Begin

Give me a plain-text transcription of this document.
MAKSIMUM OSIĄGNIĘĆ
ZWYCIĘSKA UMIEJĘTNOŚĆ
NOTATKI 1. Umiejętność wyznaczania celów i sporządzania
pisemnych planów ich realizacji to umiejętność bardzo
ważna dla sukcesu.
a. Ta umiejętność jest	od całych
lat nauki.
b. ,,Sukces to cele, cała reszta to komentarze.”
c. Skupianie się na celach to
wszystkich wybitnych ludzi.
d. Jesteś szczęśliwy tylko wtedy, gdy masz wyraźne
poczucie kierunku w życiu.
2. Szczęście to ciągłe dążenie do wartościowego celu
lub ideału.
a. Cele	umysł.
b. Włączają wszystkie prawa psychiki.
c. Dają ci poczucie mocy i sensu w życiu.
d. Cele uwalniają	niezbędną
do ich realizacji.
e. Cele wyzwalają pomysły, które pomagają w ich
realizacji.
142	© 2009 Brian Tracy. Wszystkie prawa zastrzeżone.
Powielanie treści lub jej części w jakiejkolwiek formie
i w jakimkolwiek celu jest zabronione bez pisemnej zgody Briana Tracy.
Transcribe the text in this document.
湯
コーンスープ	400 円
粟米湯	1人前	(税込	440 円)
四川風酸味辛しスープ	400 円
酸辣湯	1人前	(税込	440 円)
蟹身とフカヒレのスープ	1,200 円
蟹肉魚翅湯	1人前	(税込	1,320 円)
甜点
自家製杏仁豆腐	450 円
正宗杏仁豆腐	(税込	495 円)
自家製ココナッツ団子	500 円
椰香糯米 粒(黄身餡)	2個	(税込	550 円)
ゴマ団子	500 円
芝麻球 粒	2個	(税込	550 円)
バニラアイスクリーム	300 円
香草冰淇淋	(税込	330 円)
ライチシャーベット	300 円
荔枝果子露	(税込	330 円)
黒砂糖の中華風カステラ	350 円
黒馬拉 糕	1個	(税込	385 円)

End

# [Objective]
Search the data for the word "prawa" and copy each line where it appears.

# [Response to this task]
b. Włączają wszystkie prawa psychiki.
142	© 2009 Brian Tracy. Wszystkie prawa zastrzeżone.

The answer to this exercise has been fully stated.